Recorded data
>> start
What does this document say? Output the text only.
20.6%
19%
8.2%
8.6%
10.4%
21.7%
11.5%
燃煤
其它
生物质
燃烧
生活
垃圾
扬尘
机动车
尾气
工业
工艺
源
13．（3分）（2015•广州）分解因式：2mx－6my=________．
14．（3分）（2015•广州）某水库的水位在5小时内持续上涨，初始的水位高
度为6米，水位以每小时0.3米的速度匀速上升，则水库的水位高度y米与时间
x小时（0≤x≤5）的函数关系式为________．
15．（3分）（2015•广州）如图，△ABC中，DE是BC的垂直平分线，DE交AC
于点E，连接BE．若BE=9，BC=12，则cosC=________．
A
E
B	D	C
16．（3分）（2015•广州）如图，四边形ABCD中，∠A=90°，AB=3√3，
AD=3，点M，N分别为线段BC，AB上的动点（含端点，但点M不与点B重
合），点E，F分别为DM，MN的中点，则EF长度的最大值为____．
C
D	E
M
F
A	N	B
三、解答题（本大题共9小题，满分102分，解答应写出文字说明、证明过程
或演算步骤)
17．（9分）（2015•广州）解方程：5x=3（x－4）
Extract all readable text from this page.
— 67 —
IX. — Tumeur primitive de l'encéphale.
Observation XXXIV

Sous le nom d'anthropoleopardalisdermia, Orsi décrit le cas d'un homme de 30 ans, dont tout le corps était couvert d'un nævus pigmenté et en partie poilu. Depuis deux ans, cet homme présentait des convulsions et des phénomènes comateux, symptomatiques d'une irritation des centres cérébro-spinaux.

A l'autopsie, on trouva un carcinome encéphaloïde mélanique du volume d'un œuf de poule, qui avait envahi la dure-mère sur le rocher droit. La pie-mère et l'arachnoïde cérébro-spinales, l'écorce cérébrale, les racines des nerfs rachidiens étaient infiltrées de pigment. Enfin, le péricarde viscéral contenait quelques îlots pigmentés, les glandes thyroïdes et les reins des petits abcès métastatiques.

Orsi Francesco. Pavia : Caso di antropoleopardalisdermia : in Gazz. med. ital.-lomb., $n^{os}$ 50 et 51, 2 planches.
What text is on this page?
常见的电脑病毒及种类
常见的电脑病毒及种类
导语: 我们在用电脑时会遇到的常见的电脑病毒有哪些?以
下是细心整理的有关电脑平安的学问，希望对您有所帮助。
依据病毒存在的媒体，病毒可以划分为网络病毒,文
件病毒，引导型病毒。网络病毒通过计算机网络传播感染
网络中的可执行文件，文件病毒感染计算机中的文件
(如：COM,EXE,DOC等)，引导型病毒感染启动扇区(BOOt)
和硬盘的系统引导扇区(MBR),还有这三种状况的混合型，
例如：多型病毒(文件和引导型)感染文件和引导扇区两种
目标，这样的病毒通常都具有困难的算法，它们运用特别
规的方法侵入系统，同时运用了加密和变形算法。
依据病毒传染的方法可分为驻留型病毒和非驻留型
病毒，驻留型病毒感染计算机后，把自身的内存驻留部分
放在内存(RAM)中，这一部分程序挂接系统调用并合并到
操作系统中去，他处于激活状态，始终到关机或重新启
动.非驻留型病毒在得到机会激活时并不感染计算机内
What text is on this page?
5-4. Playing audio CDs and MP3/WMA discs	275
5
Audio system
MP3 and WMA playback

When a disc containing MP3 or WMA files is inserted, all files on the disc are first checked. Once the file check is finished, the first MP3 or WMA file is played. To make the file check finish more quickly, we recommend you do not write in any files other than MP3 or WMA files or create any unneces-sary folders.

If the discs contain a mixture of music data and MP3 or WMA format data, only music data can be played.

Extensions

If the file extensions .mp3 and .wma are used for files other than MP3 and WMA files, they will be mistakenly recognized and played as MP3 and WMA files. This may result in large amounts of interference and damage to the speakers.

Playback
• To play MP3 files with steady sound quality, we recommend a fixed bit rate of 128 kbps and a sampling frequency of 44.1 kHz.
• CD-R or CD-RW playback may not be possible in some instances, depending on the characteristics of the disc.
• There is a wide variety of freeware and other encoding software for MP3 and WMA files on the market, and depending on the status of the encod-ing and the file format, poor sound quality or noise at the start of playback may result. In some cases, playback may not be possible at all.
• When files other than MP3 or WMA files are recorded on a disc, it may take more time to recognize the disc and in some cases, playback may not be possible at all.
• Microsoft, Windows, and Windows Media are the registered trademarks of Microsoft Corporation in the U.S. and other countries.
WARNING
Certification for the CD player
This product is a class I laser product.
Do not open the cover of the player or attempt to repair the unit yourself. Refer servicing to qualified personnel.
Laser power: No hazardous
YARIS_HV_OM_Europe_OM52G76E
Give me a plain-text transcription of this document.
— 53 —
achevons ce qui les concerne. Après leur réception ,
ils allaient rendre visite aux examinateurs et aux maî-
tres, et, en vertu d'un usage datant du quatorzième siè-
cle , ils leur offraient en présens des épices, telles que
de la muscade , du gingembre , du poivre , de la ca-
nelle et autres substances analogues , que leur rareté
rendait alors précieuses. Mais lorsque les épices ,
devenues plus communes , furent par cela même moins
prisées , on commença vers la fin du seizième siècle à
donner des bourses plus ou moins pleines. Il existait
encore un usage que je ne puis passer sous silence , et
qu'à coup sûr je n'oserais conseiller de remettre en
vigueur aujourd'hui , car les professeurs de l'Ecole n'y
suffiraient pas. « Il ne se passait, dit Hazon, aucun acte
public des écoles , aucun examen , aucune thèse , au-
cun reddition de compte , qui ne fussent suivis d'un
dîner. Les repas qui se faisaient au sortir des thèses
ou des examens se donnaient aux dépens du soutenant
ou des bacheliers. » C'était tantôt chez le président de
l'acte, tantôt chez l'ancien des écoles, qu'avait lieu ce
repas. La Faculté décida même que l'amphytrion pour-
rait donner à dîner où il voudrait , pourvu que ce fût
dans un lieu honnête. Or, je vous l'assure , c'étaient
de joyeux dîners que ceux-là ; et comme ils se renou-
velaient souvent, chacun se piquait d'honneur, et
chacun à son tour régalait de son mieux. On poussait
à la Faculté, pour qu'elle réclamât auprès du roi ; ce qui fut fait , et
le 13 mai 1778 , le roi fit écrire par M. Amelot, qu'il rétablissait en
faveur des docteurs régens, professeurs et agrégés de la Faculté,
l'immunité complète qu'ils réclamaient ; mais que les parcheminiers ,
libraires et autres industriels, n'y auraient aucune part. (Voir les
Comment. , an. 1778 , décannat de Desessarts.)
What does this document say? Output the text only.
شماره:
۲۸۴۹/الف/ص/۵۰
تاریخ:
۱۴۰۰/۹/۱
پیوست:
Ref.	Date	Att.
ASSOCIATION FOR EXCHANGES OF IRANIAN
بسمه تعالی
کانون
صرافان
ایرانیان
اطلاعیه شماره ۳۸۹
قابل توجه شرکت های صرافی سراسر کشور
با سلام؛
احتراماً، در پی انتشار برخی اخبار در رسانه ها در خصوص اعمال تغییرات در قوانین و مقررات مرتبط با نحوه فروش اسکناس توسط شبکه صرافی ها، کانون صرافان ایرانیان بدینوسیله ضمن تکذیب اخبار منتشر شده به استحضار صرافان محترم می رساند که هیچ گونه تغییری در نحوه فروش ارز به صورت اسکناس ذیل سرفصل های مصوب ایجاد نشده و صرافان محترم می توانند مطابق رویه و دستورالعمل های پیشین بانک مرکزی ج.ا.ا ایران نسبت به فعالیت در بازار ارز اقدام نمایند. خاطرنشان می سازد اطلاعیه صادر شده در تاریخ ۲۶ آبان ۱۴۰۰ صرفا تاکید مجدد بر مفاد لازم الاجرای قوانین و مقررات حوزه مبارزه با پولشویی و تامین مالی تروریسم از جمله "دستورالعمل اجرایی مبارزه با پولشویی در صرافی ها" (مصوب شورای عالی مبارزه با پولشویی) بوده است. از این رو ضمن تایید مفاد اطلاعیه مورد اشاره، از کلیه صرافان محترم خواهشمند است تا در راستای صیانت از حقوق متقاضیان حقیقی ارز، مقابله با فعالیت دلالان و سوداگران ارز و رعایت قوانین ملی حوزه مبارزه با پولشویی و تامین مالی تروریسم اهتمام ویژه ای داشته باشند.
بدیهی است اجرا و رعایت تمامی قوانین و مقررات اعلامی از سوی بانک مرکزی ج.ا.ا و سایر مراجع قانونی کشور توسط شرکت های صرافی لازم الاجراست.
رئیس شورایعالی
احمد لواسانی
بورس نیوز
>> end
Copy all lines in the listing above where the string "chacun" appears.

▸ Response to the task:
velaient souvent, chacun se piquait d'honneur, et
chacun à son tour régalait de son mieux. On poussait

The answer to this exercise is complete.